* [Data excerpts]
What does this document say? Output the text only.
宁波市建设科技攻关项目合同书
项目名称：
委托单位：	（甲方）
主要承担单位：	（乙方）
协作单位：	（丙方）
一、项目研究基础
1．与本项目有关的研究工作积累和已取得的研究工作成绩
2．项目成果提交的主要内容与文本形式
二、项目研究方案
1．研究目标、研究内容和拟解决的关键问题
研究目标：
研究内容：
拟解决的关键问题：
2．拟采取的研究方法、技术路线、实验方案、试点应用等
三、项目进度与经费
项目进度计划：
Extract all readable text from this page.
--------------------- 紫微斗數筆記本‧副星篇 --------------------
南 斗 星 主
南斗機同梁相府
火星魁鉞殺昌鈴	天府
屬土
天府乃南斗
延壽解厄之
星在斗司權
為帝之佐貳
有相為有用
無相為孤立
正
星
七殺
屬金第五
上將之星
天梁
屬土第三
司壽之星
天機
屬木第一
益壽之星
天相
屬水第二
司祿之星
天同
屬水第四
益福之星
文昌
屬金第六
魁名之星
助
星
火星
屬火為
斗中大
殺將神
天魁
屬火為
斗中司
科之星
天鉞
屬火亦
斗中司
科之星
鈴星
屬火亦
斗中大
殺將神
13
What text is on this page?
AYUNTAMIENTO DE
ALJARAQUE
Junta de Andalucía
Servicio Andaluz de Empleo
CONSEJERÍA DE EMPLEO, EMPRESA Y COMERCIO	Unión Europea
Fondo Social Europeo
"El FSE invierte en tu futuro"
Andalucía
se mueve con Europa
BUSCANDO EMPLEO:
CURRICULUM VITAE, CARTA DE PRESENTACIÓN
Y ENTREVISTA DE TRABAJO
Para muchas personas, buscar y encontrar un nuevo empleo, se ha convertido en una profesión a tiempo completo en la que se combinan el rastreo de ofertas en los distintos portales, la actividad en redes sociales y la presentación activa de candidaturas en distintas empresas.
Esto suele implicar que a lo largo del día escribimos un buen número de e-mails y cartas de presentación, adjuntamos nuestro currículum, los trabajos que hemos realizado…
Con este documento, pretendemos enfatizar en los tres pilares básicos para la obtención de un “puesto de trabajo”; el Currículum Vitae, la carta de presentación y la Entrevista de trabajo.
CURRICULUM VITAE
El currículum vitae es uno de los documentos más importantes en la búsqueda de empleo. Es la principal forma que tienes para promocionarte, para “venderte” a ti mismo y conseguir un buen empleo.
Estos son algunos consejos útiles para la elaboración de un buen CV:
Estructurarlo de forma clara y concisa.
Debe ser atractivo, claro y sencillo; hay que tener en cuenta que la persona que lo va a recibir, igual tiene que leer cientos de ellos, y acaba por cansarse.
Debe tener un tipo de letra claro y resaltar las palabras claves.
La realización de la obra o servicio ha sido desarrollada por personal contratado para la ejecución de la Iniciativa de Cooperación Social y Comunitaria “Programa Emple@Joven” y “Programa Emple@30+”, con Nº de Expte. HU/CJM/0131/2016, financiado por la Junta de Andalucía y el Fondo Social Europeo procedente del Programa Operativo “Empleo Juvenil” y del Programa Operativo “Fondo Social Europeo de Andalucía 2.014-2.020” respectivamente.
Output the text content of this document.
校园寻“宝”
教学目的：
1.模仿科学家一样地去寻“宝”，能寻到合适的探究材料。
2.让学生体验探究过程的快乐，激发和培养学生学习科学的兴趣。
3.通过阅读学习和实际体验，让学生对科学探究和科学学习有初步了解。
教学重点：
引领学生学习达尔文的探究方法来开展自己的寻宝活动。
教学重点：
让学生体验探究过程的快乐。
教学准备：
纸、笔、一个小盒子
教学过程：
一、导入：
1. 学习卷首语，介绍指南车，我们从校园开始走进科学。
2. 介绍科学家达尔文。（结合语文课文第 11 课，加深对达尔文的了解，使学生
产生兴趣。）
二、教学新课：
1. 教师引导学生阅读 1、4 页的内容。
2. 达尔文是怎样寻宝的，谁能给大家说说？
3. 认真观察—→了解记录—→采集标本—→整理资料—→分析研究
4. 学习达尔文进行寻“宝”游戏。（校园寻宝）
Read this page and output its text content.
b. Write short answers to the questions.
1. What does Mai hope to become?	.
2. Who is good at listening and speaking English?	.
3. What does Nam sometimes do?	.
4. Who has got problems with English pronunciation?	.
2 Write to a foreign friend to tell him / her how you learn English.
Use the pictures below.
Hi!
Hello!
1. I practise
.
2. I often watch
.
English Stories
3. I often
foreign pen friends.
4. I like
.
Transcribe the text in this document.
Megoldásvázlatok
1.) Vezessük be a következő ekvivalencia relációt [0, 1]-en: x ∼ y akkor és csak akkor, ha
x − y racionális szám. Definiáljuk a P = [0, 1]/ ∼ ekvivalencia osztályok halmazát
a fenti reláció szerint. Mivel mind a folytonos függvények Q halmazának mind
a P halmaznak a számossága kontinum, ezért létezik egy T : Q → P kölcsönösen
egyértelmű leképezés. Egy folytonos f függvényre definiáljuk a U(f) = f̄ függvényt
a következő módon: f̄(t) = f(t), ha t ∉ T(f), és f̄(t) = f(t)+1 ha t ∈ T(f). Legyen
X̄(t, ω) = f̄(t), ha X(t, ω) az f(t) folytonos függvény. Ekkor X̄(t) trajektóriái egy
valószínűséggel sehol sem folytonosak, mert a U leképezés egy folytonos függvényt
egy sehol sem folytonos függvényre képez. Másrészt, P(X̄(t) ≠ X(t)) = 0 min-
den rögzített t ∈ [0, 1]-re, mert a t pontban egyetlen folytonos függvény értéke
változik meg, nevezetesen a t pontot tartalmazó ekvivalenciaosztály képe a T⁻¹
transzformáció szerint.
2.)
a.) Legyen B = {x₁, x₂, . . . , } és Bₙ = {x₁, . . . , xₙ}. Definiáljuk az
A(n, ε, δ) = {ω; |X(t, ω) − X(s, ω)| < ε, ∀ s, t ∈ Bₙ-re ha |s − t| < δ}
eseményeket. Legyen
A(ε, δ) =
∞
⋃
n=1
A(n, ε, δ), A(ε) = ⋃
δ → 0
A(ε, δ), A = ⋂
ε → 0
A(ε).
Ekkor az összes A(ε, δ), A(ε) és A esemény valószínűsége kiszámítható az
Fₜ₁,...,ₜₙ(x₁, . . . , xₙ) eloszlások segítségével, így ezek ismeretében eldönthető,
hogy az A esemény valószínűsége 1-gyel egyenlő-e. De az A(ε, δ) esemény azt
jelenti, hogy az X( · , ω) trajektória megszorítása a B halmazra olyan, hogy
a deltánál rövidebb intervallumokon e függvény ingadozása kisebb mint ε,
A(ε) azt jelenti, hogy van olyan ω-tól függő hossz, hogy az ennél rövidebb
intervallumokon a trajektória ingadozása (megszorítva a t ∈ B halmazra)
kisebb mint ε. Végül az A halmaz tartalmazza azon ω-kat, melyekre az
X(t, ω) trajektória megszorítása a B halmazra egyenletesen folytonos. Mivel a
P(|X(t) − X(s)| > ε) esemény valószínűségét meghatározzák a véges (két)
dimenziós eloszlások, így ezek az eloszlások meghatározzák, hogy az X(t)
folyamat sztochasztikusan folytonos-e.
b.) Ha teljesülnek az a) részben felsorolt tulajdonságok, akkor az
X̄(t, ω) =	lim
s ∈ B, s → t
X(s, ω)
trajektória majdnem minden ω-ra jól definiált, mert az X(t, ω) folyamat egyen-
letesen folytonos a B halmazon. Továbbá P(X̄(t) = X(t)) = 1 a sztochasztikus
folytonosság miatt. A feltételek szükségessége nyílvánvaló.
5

* [Task statement] Copy every record exactly as presented.

* [Result for this task]
What does this document say? Output the text only.
宁波市建设科技攻关项目合同书
项目名称：
委托单位：	（甲方）
主要承担单位：	（乙方）
协作单位：	（丙方）
一、项目研究基础
1．与本项目有关的研究工作积累和已取得的研究工作成绩
2．项目成果提交的主要内容与文本形式
二、项目研究方案
1．研究目标、研究内容和拟解决的关键问题
研究目标：
研究内容：
拟解决的关键问题：
2．拟采取的研究方法、技术路线、实验方案、试点应用等
三、项目进度与经费
项目进度计划：
Extract all readable text from this page.
--------------------- 紫微斗數筆記本‧副星篇 --------------------
南 斗 星 主
南斗機同梁相府
火星魁鉞殺昌鈴	天府
屬土
天府乃南斗
延壽解厄之
星在斗司權
為帝之佐貳
有相為有用
無相為孤立
正
星
七殺
屬金第五
上將之星
天梁
屬土第三
司壽之星
天機
屬木第一
益壽之星
天相
屬水第二
司祿之星
天同
屬水第四
益福之星
文昌
屬金第六
魁名之星
助
星
火星
屬火為
斗中大
殺將神
天魁
屬火為
斗中司
科之星
天鉞
屬火亦
斗中司
科之星
鈴星
屬火亦
斗中大
殺將神
13
What text is on this page?
AYUNTAMIENTO DE
ALJARAQUE
Junta de Andalucía
Servicio Andaluz de Empleo
CONSEJERÍA DE EMPLEO, EMPRESA Y COMERCIO	Unión Europea
Fondo Social Europeo
"El FSE invierte en tu futuro"
Andalucía
se mueve con Europa
BUSCANDO EMPLEO:
CURRICULUM VITAE, CARTA DE PRESENTACIÓN
Y ENTREVISTA DE TRABAJO
Para muchas personas, buscar y encontrar un nuevo empleo, se ha convertido en una profesión a tiempo completo en la que se combinan el rastreo de ofertas en los distintos portales, la actividad en redes sociales y la presentación activa de candidaturas en distintas empresas.
Esto suele implicar que a lo largo del día escribimos un buen número de e-mails y cartas de presentación, adjuntamos nuestro currículum, los trabajos que hemos realizado…
Con este documento, pretendemos enfatizar en los tres pilares básicos para la obtención de un “puesto de trabajo”; el Currículum Vitae, la carta de presentación y la Entrevista de trabajo.
CURRICULUM VITAE
El currículum vitae es uno de los documentos más importantes en la búsqueda de empleo. Es la principal forma que tienes para promocionarte, para “venderte” a ti mismo y conseguir un buen empleo.
Estos son algunos consejos útiles para la elaboración de un buen CV:
Estructurarlo de forma clara y concisa.
Debe ser atractivo, claro y sencillo; hay que tener en cuenta que la persona que lo va a recibir, igual tiene que leer cientos de ellos, y acaba por cansarse.
Debe tener un tipo de letra claro y resaltar las palabras claves.
La realización de la obra o servicio ha sido desarrollada por personal contratado para la ejecución de la Iniciativa de Cooperación Social y Comunitaria “Programa Emple@Joven” y “Programa Emple@30+”, con Nº de Expte. HU/CJM/0131/2016, financiado por la Junta de Andalucía y el Fondo Social Europeo procedente del Programa Operativo “Empleo Juvenil” y del Programa Operativo “Fondo Social Europeo de Andalucía 2.014-2.020” respectivamente.
Output the text content of this document.
校园寻“宝”
教学目的：
1.模仿科学家一样地去寻“宝”，能寻到合适的探究材料。
2.让学生体验探究过程的快乐，激发和培养学生学习科学的兴趣。
3.通过阅读学习和实际体验，让学生对科学探究和科学学习有初步了解。
教学重点：
引领学生学习达尔文的探究方法来开展自己的寻宝活动。
教学重点：
让学生体验探究过程的快乐。
教学准备：
纸、笔、一个小盒子
教学过程：
一、导入：
1. 学习卷首语，介绍指南车，我们从校园开始走进科学。
2. 介绍科学家达尔文。（结合语文课文第 11 课，加深对达尔文的了解，使学生
产生兴趣。）
二、教学新课：
1. 教师引导学生阅读 1、4 页的内容。
2. 达尔文是怎样寻宝的，谁能给大家说说？
3. 认真观察—→了解记录—→采集标本—→整理资料—→分析研究
4. 学习达尔文进行寻“宝”游戏。（校园寻宝）
Read this page and output its text content.
b. Write short answers to the questions.
1. What does Mai hope to become?	.
2. Who is good at listening and speaking English?	.
3. What does Nam sometimes do?	.
4. Who has got problems with English pronunciation?	.
2 Write to a foreign friend to tell him / her how you learn English.
Use the pictures below.
Hi!
Hello!
1. I practise
.
2. I often watch
.
English Stories
3. I often
foreign pen friends.
4. I like
.
Transcribe the text in this document.
Megoldásvázlatok
1.) Vezessük be a következő ekvivalencia relációt [0, 1]-en: x ∼ y akkor és csak akkor, ha
x − y racionális szám. Definiáljuk a P = [0, 1]/ ∼ ekvivalencia osztályok halmazát
a fenti reláció szerint. Mivel mind a folytonos függvények Q halmazának mind
a P halmaznak a számossága kontinum, ezért létezik egy T : Q → P kölcsönösen
egyértelmű leképezés. Egy folytonos f függvényre definiáljuk a U(f) = f̄ függvényt
a következő módon: f̄(t) = f(t), ha t ∉ T(f), és f̄(t) = f(t)+1 ha t ∈ T(f). Legyen
X̄(t, ω) = f̄(t), ha X(t, ω) az f(t) folytonos függvény. Ekkor X̄(t) trajektóriái egy
valószínűséggel sehol sem folytonosak, mert a U leképezés egy folytonos függvényt
egy sehol sem folytonos függvényre képez. Másrészt, P(X̄(t) ≠ X(t)) = 0 min-
den rögzített t ∈ [0, 1]-re, mert a t pontban egyetlen folytonos függvény értéke
változik meg, nevezetesen a t pontot tartalmazó ekvivalenciaosztály képe a T⁻¹
transzformáció szerint.
2.)
a.) Legyen B = {x₁, x₂, . . . , } és Bₙ = {x₁, . . . , xₙ}. Definiáljuk az
A(n, ε, δ) = {ω; |X(t, ω) − X(s, ω)| < ε, ∀ s, t ∈ Bₙ-re ha |s − t| < δ}
eseményeket. Legyen
A(ε, δ) =
∞
⋃
n=1
A(n, ε, δ), A(ε) = ⋃
δ → 0
A(ε, δ), A = ⋂
ε → 0
A(ε).
Ekkor az összes A(ε, δ), A(ε) és A esemény valószínűsége kiszámítható az
Fₜ₁,...,ₜₙ(x₁, . . . , xₙ) eloszlások segítségével, így ezek ismeretében eldönthető,
hogy az A esemény valószínűsége 1-gyel egyenlő-e. De az A(ε, δ) esemény azt
jelenti, hogy az X( · , ω) trajektória megszorítása a B halmazra olyan, hogy
a deltánál rövidebb intervallumokon e függvény ingadozása kisebb mint ε,
A(ε) azt jelenti, hogy van olyan ω-tól függő hossz, hogy az ennél rövidebb
intervallumokon a trajektória ingadozása (megszorítva a t ∈ B halmazra)
kisebb mint ε. Végül az A halmaz tartalmazza azon ω-kat, melyekre az
X(t, ω) trajektória megszorítása a B halmazra egyenletesen folytonos. Mivel a
P(|X(t) − X(s)| > ε) esemény valószínűségét meghatározzák a véges (két)
dimenziós eloszlások, így ezek az eloszlások meghatározzák, hogy az X(t)
folyamat sztochasztikusan folytonos-e.
b.) Ha teljesülnek az a) részben felsorolt tulajdonságok, akkor az
X̄(t, ω) =	lim
s ∈ B, s → t
X(s, ω)
trajektória majdnem minden ω-ra jól definiált, mert az X(t, ω) folyamat egyen-
letesen folytonos a B halmazon. Továbbá P(X̄(t) = X(t)) = 1 a sztochasztikus
folytonosság miatt. A feltételek szükségessége nyílvánvaló.
5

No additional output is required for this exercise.